## [What is required]
Each line of the material must be repeated precisely, with the pictures left out.

□ □ □ □ □

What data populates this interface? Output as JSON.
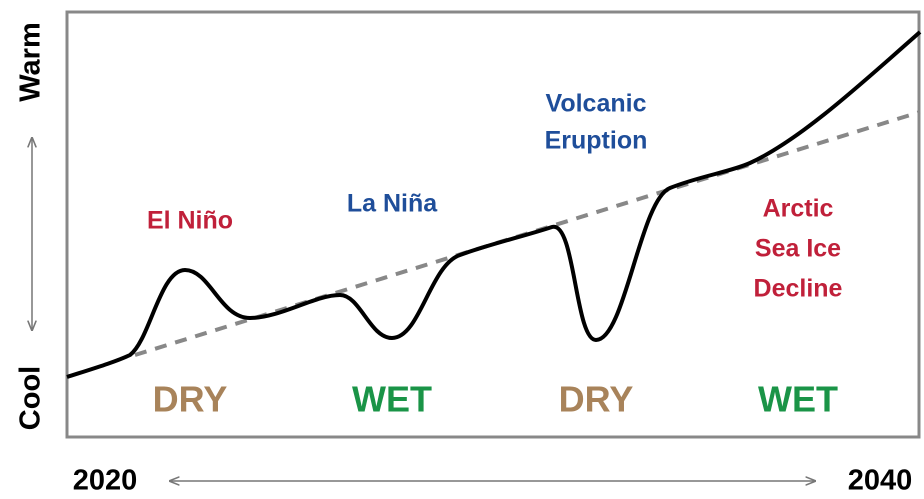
{
  "axes": {
    "y_top": "Warm",
    "y_bottom": "Cool",
    "x_start": "2020",
    "x_end": "2040"
  },
  "events": [
    {
      "lines": [
        "El Niño"
      ]
    },
    {
      "lines": [
        "La Niña"
      ]
    },
    {
      "lines": [
        "Volcanic",
        "Eruption"
      ]
    },
    {
      "lines": [
        "Arctic",
        "Sea Ice",
        "Decline"
      ]
    }
  ],
  "phases": [
    "DRY",
    "WET",
    "DRY",
    "WET"
  ]
}
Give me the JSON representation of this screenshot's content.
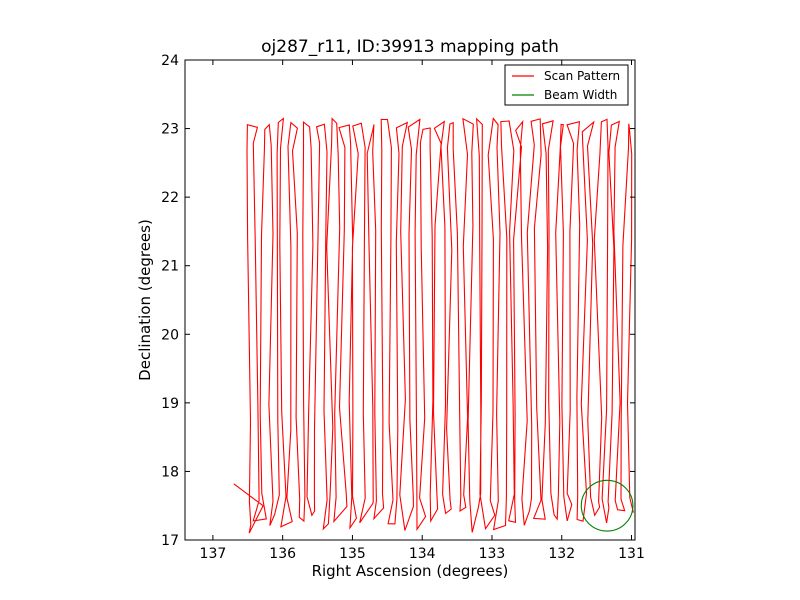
{
  "chart_data": {
    "type": "line",
    "title": "oj287_r11, ID:39913 mapping path",
    "xlabel": "Right Ascension (degrees)",
    "ylabel": "Declination (degrees)",
    "xlim": [
      137.4,
      130.95
    ],
    "ylim": [
      17,
      24
    ],
    "x_inverted": true,
    "xticks": [
      137,
      136,
      135,
      134,
      133,
      132,
      131
    ],
    "yticks": [
      17,
      18,
      19,
      20,
      21,
      22,
      23,
      24
    ],
    "xtick_labels": [
      "137",
      "136",
      "135",
      "134",
      "133",
      "132",
      "131"
    ],
    "ytick_labels": [
      "17",
      "18",
      "19",
      "20",
      "21",
      "22",
      "23",
      "24"
    ],
    "legend_position": "top-right",
    "grid": false,
    "colors": {
      "scan": "#ff0000",
      "beam": "#008000"
    },
    "legend": [
      {
        "label": "Scan Pattern",
        "color": "#ff0000"
      },
      {
        "label": "Beam Width",
        "color": "#008000"
      }
    ],
    "series": [
      {
        "name": "Scan Pattern",
        "color": "#ff0000",
        "scan": {
          "ra_start": 136.48,
          "ra_end": 131.0,
          "leg_count": 58,
          "dec_bottom": 17.1,
          "dec_top": 23.15,
          "lead_in": [
            [
              136.7,
              17.82
            ],
            [
              136.28,
              17.5
            ],
            [
              136.48,
              17.1
            ]
          ]
        }
      },
      {
        "name": "Beam Width",
        "color": "#008000",
        "circle": {
          "center_ra": 131.35,
          "center_dec": 17.5,
          "radius_deg": 0.37
        }
      }
    ]
  }
}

□ □ □ □ □

## [Written response]
What data populates this interface? Output as JSON.
{
  "axes": {
    "y_top": "Warm",
    "y_bottom": "Cool",
    "x_start": "2020",
    "x_end": "2040"
  },
  "events": [
    {
      "lines": [
        "El Niño"
      ]
    },
    {
      "lines": [
        "La Niña"
      ]
    },
    {
      "lines": [
        "Volcanic",
        "Eruption"
      ]
    },
    {
      "lines": [
        "Arctic",
        "Sea Ice",
        "Decline"
      ]
    }
  ],
  "phases": [
    "DRY",
    "WET",
    "DRY",
    "WET"
  ]
}
Give me the JSON representation of this screenshot's content.
{
  "chart_data": {
    "type": "line",
    "title": "oj287_r11, ID:39913 mapping path",
    "xlabel": "Right Ascension (degrees)",
    "ylabel": "Declination (degrees)",
    "xlim": [
      137.4,
      130.95
    ],
    "ylim": [
      17,
      24
    ],
    "x_inverted": true,
    "xticks": [
      137,
      136,
      135,
      134,
      133,
      132,
      131
    ],
    "yticks": [
      17,
      18,
      19,
      20,
      21,
      22,
      23,
      24
    ],
    "xtick_labels": [
      "137",
      "136",
      "135",
      "134",
      "133",
      "132",
      "131"
    ],
    "ytick_labels": [
      "17",
      "18",
      "19",
      "20",
      "21",
      "22",
      "23",
      "24"
    ],
    "legend_position": "top-right",
    "grid": false,
    "colors": {
      "scan": "#ff0000",
      "beam": "#008000"
    },
    "legend": [
      {
        "label": "Scan Pattern",
        "color": "#ff0000"
      },
      {
        "label": "Beam Width",
        "color": "#008000"
      }
    ],
    "series": [
      {
        "name": "Scan Pattern",
        "color": "#ff0000",
        "scan": {
          "ra_start": 136.48,
          "ra_end": 131.0,
          "leg_count": 58,
          "dec_bottom": 17.1,
          "dec_top": 23.15,
          "lead_in": [
            [
              136.7,
              17.82
            ],
            [
              136.28,
              17.5
            ],
            [
              136.48,
              17.1
            ]
          ]
        }
      },
      {
        "name": "Beam Width",
        "color": "#008000",
        "circle": {
          "center_ra": 131.35,
          "center_dec": 17.5,
          "radius_deg": 0.37
        }
      }
    ]
  }
}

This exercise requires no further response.